>> BEGIN Source records
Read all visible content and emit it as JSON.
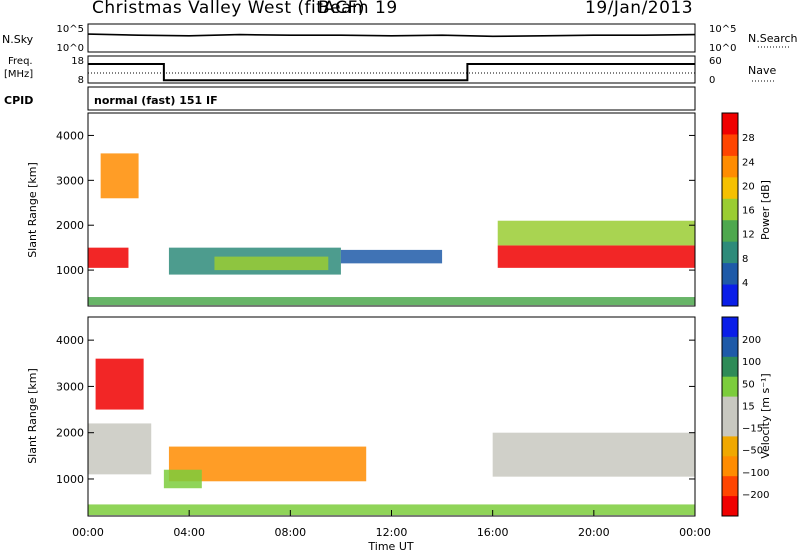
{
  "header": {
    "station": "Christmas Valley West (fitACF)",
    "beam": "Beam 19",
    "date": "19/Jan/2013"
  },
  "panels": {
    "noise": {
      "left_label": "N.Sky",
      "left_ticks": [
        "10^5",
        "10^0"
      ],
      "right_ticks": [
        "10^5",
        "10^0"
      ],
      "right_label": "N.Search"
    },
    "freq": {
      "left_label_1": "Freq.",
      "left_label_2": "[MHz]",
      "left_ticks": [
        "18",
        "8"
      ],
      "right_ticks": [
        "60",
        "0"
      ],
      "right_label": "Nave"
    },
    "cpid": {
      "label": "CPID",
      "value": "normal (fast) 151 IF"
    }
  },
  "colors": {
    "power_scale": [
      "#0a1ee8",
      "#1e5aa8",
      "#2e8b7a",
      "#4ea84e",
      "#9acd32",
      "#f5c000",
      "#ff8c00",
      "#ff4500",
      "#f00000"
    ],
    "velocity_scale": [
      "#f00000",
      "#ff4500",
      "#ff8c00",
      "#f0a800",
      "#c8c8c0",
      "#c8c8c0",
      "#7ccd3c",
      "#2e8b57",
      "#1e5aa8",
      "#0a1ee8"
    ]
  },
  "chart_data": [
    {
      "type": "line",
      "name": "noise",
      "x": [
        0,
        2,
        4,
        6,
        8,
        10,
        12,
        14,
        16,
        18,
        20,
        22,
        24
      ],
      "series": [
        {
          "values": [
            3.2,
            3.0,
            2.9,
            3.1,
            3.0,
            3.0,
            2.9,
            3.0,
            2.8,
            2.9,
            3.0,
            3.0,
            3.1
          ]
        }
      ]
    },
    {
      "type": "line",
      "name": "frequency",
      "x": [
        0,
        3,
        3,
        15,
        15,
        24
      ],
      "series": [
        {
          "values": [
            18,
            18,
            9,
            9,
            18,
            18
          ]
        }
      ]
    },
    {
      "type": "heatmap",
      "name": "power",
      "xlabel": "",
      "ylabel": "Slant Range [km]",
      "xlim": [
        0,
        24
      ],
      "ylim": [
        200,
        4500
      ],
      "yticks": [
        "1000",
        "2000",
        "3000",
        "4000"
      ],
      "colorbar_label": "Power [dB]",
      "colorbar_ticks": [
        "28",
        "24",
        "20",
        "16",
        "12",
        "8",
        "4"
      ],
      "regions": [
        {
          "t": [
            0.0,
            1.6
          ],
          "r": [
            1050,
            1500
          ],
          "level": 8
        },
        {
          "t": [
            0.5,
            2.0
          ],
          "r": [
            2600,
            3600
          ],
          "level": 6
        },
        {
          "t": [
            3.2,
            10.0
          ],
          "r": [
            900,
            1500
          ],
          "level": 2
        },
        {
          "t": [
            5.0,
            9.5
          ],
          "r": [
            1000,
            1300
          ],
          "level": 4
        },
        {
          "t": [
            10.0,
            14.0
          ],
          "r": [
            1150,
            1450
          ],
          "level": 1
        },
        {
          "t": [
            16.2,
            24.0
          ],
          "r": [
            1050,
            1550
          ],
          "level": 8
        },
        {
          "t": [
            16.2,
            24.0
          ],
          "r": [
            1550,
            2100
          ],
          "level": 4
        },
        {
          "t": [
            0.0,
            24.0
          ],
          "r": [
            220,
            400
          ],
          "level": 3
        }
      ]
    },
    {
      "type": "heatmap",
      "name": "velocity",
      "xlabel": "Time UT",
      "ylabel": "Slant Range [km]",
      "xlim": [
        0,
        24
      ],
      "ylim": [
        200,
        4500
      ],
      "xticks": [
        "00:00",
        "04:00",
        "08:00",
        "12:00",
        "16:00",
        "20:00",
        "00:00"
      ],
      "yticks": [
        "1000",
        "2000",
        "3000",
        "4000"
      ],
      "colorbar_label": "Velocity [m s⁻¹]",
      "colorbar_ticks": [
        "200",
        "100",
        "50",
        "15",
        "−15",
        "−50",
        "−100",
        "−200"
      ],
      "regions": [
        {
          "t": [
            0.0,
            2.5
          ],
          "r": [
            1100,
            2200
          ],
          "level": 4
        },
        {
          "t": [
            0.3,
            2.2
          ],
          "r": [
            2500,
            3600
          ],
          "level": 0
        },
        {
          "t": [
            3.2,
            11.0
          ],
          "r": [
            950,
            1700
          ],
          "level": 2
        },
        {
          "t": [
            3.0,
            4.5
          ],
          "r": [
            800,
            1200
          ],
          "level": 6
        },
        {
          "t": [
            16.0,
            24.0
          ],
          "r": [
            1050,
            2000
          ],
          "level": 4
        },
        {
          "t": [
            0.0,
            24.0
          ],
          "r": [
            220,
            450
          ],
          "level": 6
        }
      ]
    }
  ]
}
>> END Source records
Exercise details>
Copy out all of the material exactly as written, without its pictures.

Answer>
Read all visible content and emit it as JSON.
{
  "header": {
    "station": "Christmas Valley West (fitACF)",
    "beam": "Beam 19",
    "date": "19/Jan/2013"
  },
  "panels": {
    "noise": {
      "left_label": "N.Sky",
      "left_ticks": [
        "10^5",
        "10^0"
      ],
      "right_ticks": [
        "10^5",
        "10^0"
      ],
      "right_label": "N.Search"
    },
    "freq": {
      "left_label_1": "Freq.",
      "left_label_2": "[MHz]",
      "left_ticks": [
        "18",
        "8"
      ],
      "right_ticks": [
        "60",
        "0"
      ],
      "right_label": "Nave"
    },
    "cpid": {
      "label": "CPID",
      "value": "normal (fast) 151 IF"
    }
  },
  "colors": {
    "power_scale": [
      "#0a1ee8",
      "#1e5aa8",
      "#2e8b7a",
      "#4ea84e",
      "#9acd32",
      "#f5c000",
      "#ff8c00",
      "#ff4500",
      "#f00000"
    ],
    "velocity_scale": [
      "#f00000",
      "#ff4500",
      "#ff8c00",
      "#f0a800",
      "#c8c8c0",
      "#c8c8c0",
      "#7ccd3c",
      "#2e8b57",
      "#1e5aa8",
      "#0a1ee8"
    ]
  },
  "chart_data": [
    {
      "type": "line",
      "name": "noise",
      "x": [
        0,
        2,
        4,
        6,
        8,
        10,
        12,
        14,
        16,
        18,
        20,
        22,
        24
      ],
      "series": [
        {
          "values": [
            3.2,
            3.0,
            2.9,
            3.1,
            3.0,
            3.0,
            2.9,
            3.0,
            2.8,
            2.9,
            3.0,
            3.0,
            3.1
          ]
        }
      ]
    },
    {
      "type": "line",
      "name": "frequency",
      "x": [
        0,
        3,
        3,
        15,
        15,
        24
      ],
      "series": [
        {
          "values": [
            18,
            18,
            9,
            9,
            18,
            18
          ]
        }
      ]
    },
    {
      "type": "heatmap",
      "name": "power",
      "xlabel": "",
      "ylabel": "Slant Range [km]",
      "xlim": [
        0,
        24
      ],
      "ylim": [
        200,
        4500
      ],
      "yticks": [
        "1000",
        "2000",
        "3000",
        "4000"
      ],
      "colorbar_label": "Power [dB]",
      "colorbar_ticks": [
        "28",
        "24",
        "20",
        "16",
        "12",
        "8",
        "4"
      ],
      "regions": [
        {
          "t": [
            0.0,
            1.6
          ],
          "r": [
            1050,
            1500
          ],
          "level": 8
        },
        {
          "t": [
            0.5,
            2.0
          ],
          "r": [
            2600,
            3600
          ],
          "level": 6
        },
        {
          "t": [
            3.2,
            10.0
          ],
          "r": [
            900,
            1500
          ],
          "level": 2
        },
        {
          "t": [
            5.0,
            9.5
          ],
          "r": [
            1000,
            1300
          ],
          "level": 4
        },
        {
          "t": [
            10.0,
            14.0
          ],
          "r": [
            1150,
            1450
          ],
          "level": 1
        },
        {
          "t": [
            16.2,
            24.0
          ],
          "r": [
            1050,
            1550
          ],
          "level": 8
        },
        {
          "t": [
            16.2,
            24.0
          ],
          "r": [
            1550,
            2100
          ],
          "level": 4
        },
        {
          "t": [
            0.0,
            24.0
          ],
          "r": [
            220,
            400
          ],
          "level": 3
        }
      ]
    },
    {
      "type": "heatmap",
      "name": "velocity",
      "xlabel": "Time UT",
      "ylabel": "Slant Range [km]",
      "xlim": [
        0,
        24
      ],
      "ylim": [
        200,
        4500
      ],
      "xticks": [
        "00:00",
        "04:00",
        "08:00",
        "12:00",
        "16:00",
        "20:00",
        "00:00"
      ],
      "yticks": [
        "1000",
        "2000",
        "3000",
        "4000"
      ],
      "colorbar_label": "Velocity [m s⁻¹]",
      "colorbar_ticks": [
        "200",
        "100",
        "50",
        "15",
        "−15",
        "−50",
        "−100",
        "−200"
      ],
      "regions": [
        {
          "t": [
            0.0,
            2.5
          ],
          "r": [
            1100,
            2200
          ],
          "level": 4
        },
        {
          "t": [
            0.3,
            2.2
          ],
          "r": [
            2500,
            3600
          ],
          "level": 0
        },
        {
          "t": [
            3.2,
            11.0
          ],
          "r": [
            950,
            1700
          ],
          "level": 2
        },
        {
          "t": [
            3.0,
            4.5
          ],
          "r": [
            800,
            1200
          ],
          "level": 6
        },
        {
          "t": [
            16.0,
            24.0
          ],
          "r": [
            1050,
            2000
          ],
          "level": 4
        },
        {
          "t": [
            0.0,
            24.0
          ],
          "r": [
            220,
            450
          ],
          "level": 6
        }
      ]
    }
  ]
}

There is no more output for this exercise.